Short task:
Rewrite the listing from its start through the line containing "text: 48.77 [122, 6, 165, 25]", substituting "candle" for every "candlestick" and leaving everything else unchanged.

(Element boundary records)

# # #

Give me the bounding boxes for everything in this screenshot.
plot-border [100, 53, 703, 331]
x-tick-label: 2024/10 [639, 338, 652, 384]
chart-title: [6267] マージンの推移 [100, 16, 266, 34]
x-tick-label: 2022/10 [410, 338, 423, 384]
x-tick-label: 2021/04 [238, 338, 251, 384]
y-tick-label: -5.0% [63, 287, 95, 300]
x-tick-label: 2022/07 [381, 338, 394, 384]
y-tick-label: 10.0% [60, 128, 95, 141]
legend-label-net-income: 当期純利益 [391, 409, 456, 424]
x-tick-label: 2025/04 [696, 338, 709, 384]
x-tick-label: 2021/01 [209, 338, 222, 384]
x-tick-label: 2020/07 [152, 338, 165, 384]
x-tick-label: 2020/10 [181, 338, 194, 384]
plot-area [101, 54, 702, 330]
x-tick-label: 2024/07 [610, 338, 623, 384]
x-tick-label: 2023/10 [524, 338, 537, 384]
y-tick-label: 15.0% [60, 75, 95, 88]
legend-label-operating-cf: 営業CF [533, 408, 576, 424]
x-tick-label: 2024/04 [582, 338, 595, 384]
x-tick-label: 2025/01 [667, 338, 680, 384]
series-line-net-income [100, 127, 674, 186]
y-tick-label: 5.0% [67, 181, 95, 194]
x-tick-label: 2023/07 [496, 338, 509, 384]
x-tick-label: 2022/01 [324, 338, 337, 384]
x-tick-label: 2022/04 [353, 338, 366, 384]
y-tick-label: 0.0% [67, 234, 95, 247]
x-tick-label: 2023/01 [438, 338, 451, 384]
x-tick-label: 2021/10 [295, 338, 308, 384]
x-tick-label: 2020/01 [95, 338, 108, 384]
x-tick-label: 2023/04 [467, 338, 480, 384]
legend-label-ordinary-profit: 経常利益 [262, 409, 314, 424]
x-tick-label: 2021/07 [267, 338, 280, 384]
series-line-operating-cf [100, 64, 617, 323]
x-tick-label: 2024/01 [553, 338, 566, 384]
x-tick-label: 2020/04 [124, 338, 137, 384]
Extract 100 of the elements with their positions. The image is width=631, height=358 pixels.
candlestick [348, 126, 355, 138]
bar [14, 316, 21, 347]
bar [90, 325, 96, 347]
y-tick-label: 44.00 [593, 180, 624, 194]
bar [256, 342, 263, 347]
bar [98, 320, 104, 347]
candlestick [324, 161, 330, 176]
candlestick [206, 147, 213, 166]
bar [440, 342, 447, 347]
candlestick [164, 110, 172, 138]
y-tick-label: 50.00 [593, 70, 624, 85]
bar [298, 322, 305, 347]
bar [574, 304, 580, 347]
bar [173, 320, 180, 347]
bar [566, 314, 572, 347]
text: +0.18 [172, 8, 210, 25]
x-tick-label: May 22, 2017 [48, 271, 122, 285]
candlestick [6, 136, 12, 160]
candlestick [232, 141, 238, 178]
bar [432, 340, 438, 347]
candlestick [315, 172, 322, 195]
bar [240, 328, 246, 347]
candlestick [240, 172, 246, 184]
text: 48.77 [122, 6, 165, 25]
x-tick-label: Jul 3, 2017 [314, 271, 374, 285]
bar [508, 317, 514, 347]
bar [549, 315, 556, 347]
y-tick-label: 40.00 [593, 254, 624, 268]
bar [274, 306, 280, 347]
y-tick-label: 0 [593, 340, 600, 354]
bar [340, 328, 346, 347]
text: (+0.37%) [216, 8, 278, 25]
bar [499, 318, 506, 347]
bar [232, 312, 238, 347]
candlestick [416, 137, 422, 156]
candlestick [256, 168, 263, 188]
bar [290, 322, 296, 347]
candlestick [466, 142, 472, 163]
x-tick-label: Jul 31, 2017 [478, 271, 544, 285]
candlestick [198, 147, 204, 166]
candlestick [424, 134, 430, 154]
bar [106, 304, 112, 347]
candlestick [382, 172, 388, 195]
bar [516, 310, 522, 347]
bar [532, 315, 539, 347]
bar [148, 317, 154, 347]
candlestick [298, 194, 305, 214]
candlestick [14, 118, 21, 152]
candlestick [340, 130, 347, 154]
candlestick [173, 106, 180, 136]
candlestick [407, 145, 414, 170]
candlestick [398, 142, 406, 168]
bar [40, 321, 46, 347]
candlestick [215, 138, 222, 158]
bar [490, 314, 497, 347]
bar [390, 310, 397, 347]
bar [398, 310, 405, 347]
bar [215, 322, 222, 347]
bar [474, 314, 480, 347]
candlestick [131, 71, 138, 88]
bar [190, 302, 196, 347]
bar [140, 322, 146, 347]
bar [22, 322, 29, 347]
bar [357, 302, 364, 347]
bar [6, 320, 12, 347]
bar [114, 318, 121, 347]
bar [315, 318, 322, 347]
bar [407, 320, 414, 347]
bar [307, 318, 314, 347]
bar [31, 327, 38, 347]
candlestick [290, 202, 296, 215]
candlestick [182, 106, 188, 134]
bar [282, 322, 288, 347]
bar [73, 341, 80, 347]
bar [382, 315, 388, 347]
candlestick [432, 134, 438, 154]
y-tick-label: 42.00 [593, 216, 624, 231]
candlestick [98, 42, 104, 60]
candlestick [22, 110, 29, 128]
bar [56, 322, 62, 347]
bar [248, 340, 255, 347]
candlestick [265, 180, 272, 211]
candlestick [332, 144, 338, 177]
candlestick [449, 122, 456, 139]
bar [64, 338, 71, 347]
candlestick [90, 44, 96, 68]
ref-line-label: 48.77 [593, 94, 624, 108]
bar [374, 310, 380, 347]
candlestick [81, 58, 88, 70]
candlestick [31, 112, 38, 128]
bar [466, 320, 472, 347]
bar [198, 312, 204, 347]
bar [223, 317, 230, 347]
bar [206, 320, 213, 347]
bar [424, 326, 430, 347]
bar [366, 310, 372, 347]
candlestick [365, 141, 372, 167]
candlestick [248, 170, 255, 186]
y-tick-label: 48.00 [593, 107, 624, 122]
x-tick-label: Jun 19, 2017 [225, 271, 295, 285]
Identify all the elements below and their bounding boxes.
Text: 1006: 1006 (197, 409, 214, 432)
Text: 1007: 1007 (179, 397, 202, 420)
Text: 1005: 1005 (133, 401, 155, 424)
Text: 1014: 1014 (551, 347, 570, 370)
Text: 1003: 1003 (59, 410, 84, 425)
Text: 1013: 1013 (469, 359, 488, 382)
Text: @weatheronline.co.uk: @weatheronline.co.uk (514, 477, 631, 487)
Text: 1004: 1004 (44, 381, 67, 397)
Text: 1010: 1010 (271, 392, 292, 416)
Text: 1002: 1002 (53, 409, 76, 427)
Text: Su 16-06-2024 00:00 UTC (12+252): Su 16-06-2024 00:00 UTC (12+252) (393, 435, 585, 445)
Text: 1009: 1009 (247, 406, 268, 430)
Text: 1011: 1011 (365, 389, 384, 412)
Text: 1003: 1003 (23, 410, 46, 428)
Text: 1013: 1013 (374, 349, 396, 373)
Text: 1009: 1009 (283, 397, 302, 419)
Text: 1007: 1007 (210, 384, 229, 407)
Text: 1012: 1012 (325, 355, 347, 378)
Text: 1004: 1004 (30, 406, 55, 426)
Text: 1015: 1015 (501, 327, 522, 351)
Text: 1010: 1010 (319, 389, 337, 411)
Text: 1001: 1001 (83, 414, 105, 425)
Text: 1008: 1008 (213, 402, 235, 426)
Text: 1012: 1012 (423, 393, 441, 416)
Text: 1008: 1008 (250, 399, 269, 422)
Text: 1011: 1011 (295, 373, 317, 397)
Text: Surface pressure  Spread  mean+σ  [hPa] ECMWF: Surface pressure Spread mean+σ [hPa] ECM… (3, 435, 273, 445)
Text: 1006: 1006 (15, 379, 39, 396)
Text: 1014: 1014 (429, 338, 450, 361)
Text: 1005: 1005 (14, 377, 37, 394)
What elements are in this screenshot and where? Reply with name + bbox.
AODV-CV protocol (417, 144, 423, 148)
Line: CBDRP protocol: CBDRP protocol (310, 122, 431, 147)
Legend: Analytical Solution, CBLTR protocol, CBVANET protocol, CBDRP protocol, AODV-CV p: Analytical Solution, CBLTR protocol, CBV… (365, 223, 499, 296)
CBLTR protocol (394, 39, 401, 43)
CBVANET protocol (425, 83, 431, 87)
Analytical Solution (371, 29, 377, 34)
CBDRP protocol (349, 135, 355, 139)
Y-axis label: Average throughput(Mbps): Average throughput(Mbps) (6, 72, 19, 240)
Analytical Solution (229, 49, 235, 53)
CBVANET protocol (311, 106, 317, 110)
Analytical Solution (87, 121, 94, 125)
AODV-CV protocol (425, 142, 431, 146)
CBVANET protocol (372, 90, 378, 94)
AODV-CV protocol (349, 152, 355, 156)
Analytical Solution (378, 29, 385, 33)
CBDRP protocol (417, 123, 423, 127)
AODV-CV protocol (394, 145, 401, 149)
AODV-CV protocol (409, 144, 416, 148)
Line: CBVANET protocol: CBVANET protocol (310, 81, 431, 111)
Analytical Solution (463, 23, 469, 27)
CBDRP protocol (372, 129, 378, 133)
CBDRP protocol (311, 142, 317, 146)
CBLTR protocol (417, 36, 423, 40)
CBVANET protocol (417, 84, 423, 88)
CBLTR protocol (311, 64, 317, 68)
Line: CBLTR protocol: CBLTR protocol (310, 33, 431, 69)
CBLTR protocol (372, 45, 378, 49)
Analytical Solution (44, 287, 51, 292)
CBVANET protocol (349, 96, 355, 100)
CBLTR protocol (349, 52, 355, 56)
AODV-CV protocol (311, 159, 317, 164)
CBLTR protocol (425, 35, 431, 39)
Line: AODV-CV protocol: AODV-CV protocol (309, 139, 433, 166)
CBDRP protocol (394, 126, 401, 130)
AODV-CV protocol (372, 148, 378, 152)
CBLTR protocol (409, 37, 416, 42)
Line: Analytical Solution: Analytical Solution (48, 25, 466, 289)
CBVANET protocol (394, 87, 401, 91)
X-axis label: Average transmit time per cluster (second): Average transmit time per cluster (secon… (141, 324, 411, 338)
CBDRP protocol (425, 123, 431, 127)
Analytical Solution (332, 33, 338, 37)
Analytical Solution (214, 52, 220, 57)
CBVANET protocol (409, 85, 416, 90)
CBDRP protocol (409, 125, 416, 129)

# # #

Written reply:
Give me the bounding boxes for everything in this screenshot.
plot-border [100, 53, 703, 331]
x-tick-label: 2024/10 [639, 338, 652, 384]
chart-title: [6267] マージンの推移 [100, 16, 266, 34]
x-tick-label: 2022/10 [410, 338, 423, 384]
x-tick-label: 2021/04 [238, 338, 251, 384]
y-tick-label: -5.0% [63, 287, 95, 300]
x-tick-label: 2022/07 [381, 338, 394, 384]
y-tick-label: 10.0% [60, 128, 95, 141]
legend-label-net-income: 当期純利益 [391, 409, 456, 424]
x-tick-label: 2025/04 [696, 338, 709, 384]
x-tick-label: 2021/01 [209, 338, 222, 384]
x-tick-label: 2020/07 [152, 338, 165, 384]
x-tick-label: 2020/10 [181, 338, 194, 384]
plot-area [101, 54, 702, 330]
x-tick-label: 2024/07 [610, 338, 623, 384]
x-tick-label: 2023/10 [524, 338, 537, 384]
y-tick-label: 15.0% [60, 75, 95, 88]
legend-label-operating-cf: 営業CF [533, 408, 576, 424]
x-tick-label: 2024/04 [582, 338, 595, 384]
x-tick-label: 2025/01 [667, 338, 680, 384]
series-line-net-income [100, 127, 674, 186]
y-tick-label: 5.0% [67, 181, 95, 194]
x-tick-label: 2023/07 [496, 338, 509, 384]
x-tick-label: 2022/01 [324, 338, 337, 384]
x-tick-label: 2022/04 [353, 338, 366, 384]
y-tick-label: 0.0% [67, 234, 95, 247]
x-tick-label: 2023/01 [438, 338, 451, 384]
x-tick-label: 2021/10 [295, 338, 308, 384]
x-tick-label: 2020/01 [95, 338, 108, 384]
x-tick-label: 2023/04 [467, 338, 480, 384]
legend-label-ordinary-profit: 経常利益 [262, 409, 314, 424]
x-tick-label: 2021/07 [267, 338, 280, 384]
series-line-operating-cf [100, 64, 617, 323]
x-tick-label: 2024/01 [553, 338, 566, 384]
x-tick-label: 2020/04 [124, 338, 137, 384]
Extract 100 of the elements with their positions. The image is width=631, height=358 pixels.
candle [348, 126, 355, 138]
bar [14, 316, 21, 347]
bar [90, 325, 96, 347]
y-tick-label: 44.00 [593, 180, 624, 194]
bar [256, 342, 263, 347]
bar [98, 320, 104, 347]
candle [324, 161, 330, 176]
candle [206, 147, 213, 166]
bar [440, 342, 447, 347]
candle [164, 110, 172, 138]
y-tick-label: 50.00 [593, 70, 624, 85]
bar [298, 322, 305, 347]
bar [574, 304, 580, 347]
bar [173, 320, 180, 347]
bar [566, 314, 572, 347]
text: +0.18 [172, 8, 210, 25]
x-tick-label: May 22, 2017 [48, 271, 122, 285]
candle [6, 136, 12, 160]
candle [232, 141, 238, 178]
bar [432, 340, 438, 347]
candle [315, 172, 322, 195]
bar [240, 328, 246, 347]
candle [240, 172, 246, 184]
text: 48.77 [122, 6, 165, 25]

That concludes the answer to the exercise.